### What you should do
List the lines of this listing that hold the word "JSON".

··· The records

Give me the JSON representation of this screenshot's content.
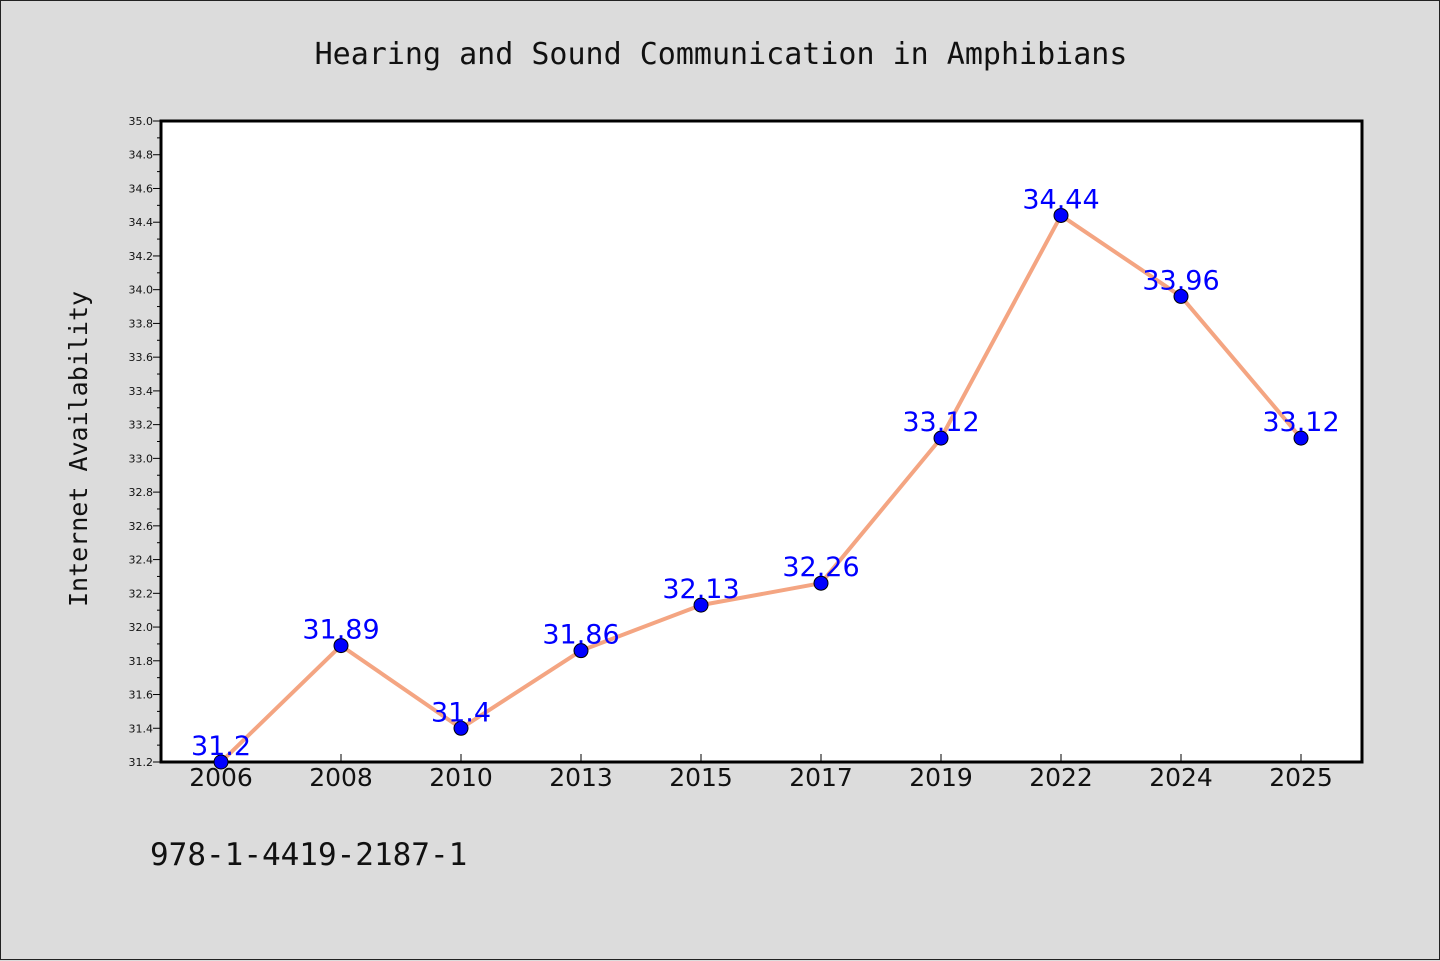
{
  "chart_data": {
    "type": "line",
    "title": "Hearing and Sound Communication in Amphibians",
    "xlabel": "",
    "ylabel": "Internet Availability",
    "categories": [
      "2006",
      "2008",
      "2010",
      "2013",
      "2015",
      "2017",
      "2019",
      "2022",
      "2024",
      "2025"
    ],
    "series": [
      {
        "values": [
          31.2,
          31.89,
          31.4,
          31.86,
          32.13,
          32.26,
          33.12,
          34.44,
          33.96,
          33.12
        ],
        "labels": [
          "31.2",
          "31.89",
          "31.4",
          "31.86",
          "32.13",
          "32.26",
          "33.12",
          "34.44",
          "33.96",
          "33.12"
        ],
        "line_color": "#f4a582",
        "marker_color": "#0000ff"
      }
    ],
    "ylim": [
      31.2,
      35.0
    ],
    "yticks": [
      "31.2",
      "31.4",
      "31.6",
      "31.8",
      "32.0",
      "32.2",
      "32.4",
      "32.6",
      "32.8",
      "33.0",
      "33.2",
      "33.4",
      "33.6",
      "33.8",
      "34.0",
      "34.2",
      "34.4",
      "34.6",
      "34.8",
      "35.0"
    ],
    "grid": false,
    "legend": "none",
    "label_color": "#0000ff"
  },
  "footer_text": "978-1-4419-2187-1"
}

······
··· The records

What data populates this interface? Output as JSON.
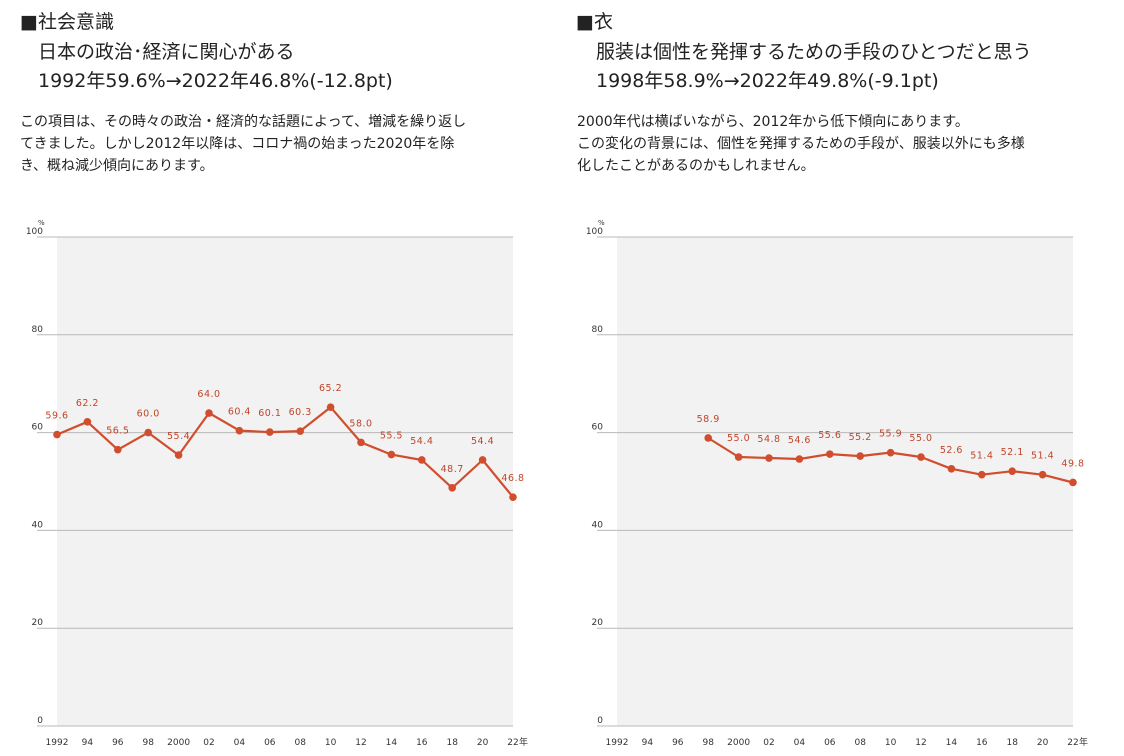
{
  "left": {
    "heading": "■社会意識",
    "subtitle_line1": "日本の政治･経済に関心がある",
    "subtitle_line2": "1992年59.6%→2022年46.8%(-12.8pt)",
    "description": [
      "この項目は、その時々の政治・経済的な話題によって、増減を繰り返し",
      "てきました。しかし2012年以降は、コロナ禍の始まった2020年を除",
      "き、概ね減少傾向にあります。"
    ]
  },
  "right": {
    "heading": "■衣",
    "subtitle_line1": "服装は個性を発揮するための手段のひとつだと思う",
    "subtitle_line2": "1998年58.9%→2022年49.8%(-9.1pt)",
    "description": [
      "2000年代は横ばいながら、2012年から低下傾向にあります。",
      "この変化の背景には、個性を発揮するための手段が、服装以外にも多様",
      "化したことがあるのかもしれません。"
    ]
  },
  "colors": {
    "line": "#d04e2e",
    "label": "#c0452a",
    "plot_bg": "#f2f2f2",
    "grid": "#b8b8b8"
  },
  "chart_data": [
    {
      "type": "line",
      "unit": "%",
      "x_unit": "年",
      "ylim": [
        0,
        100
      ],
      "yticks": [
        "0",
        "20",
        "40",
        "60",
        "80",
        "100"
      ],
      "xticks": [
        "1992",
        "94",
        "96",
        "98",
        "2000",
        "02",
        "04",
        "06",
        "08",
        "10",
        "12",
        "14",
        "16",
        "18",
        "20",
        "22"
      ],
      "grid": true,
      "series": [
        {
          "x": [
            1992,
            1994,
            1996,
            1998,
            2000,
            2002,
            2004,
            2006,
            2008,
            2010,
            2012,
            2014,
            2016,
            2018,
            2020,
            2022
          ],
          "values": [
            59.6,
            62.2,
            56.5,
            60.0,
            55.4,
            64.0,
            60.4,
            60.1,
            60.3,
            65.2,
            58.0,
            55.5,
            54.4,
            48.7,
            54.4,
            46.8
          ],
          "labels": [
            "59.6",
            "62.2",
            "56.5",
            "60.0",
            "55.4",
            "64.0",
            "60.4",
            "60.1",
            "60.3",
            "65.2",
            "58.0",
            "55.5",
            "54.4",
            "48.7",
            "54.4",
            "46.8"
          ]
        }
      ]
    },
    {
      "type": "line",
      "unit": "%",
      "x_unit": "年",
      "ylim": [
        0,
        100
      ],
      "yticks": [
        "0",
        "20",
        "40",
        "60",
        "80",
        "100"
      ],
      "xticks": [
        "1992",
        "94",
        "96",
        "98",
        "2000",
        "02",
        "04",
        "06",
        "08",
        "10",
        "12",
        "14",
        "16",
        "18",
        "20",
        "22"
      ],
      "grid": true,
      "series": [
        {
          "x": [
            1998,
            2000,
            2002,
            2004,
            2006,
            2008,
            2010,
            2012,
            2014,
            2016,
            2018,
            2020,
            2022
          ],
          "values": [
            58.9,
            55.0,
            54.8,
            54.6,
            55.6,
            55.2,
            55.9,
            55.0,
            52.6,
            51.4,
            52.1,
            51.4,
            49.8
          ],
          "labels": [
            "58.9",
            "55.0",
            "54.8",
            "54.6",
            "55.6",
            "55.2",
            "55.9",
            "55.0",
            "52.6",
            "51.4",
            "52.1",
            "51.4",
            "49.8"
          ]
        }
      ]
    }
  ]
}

······

### Answer to this problem
Give me the JSON representation of this screenshot's content.
What data populates this interface? Output as JSON.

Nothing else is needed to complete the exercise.